WHAT IS ASKED >> Retype the records below exactly as they appear.

TASK INPUT >>
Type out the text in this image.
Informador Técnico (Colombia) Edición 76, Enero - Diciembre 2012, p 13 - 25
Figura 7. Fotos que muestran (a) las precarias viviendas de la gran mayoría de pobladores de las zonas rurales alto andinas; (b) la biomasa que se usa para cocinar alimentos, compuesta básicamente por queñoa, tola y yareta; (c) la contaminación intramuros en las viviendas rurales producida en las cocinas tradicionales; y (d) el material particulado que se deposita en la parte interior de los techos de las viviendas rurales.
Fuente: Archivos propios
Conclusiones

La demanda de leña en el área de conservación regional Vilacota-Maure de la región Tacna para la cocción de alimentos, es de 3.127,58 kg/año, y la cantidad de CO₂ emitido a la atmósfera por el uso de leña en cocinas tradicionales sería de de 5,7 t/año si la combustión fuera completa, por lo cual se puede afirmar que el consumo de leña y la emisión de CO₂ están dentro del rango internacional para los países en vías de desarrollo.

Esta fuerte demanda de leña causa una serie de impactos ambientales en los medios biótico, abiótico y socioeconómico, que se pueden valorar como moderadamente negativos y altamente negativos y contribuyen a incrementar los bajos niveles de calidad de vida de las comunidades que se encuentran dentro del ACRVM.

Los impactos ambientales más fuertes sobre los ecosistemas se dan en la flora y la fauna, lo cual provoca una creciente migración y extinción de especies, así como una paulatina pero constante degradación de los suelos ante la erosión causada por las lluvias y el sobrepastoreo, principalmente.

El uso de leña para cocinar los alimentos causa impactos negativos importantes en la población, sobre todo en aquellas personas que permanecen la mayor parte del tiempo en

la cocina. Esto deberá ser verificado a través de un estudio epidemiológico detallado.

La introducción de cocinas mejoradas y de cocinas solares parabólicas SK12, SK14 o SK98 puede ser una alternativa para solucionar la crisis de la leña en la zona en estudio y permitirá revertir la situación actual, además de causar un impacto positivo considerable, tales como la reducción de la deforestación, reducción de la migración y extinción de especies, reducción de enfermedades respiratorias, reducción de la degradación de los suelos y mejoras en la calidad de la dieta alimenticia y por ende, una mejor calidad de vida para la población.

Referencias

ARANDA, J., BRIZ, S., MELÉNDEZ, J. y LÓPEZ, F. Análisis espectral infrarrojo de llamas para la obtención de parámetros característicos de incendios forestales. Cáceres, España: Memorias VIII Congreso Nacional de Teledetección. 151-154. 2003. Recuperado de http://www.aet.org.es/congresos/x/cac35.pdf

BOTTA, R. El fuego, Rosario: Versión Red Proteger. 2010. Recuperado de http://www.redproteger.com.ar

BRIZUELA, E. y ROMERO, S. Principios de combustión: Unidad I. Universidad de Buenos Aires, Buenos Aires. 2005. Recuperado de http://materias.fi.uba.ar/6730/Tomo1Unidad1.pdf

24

TASK OUTPUT >>
Type out the text in this image.
Informador Técnico (Colombia) Edición 76, Enero - Diciembre 2012, p 13 - 25
Figura 7. Fotos que muestran (a) las precarias viviendas de la gran mayoría de pobladores de las zonas rurales alto andinas; (b) la biomasa que se usa para cocinar alimentos, compuesta básicamente por queñoa, tola y yareta; (c) la contaminación intramuros en las viviendas rurales producida en las cocinas tradicionales; y (d) el material particulado que se deposita en la parte interior de los techos de las viviendas rurales.
Fuente: Archivos propios
Conclusiones

La demanda de leña en el área de conservación regional Vilacota-Maure de la región Tacna para la cocción de alimentos, es de 3.127,58 kg/año, y la cantidad de CO₂ emitido a la atmósfera por el uso de leña en cocinas tradicionales sería de de 5,7 t/año si la combustión fuera completa, por lo cual se puede afirmar que el consumo de leña y la emisión de CO₂ están dentro del rango internacional para los países en vías de desarrollo.

Esta fuerte demanda de leña causa una serie de impactos ambientales en los medios biótico, abiótico y socioeconómico, que se pueden valorar como moderadamente negativos y altamente negativos y contribuyen a incrementar los bajos niveles de calidad de vida de las comunidades que se encuentran dentro del ACRVM.

Los impactos ambientales más fuertes sobre los ecosistemas se dan en la flora y la fauna, lo cual provoca una creciente migración y extinción de especies, así como una paulatina pero constante degradación de los suelos ante la erosión causada por las lluvias y el sobrepastoreo, principalmente.

El uso de leña para cocinar los alimentos causa impactos negativos importantes en la población, sobre todo en aquellas personas que permanecen la mayor parte del tiempo en

la cocina. Esto deberá ser verificado a través de un estudio epidemiológico detallado.

La introducción de cocinas mejoradas y de cocinas solares parabólicas SK12, SK14 o SK98 puede ser una alternativa para solucionar la crisis de la leña en la zona en estudio y permitirá revertir la situación actual, además de causar un impacto positivo considerable, tales como la reducción de la deforestación, reducción de la migración y extinción de especies, reducción de enfermedades respiratorias, reducción de la degradación de los suelos y mejoras en la calidad de la dieta alimenticia y por ende, una mejor calidad de vida para la población.

Referencias

ARANDA, J., BRIZ, S., MELÉNDEZ, J. y LÓPEZ, F. Análisis espectral infrarrojo de llamas para la obtención de parámetros característicos de incendios forestales. Cáceres, España: Memorias VIII Congreso Nacional de Teledetección. 151-154. 2003. Recuperado de http://www.aet.org.es/congresos/x/cac35.pdf

BOTTA, R. El fuego, Rosario: Versión Red Proteger. 2010. Recuperado de http://www.redproteger.com.ar

BRIZUELA, E. y ROMERO, S. Principios de combustión: Unidad I. Universidad de Buenos Aires, Buenos Aires. 2005. Recuperado de http://materias.fi.uba.ar/6730/Tomo1Unidad1.pdf

24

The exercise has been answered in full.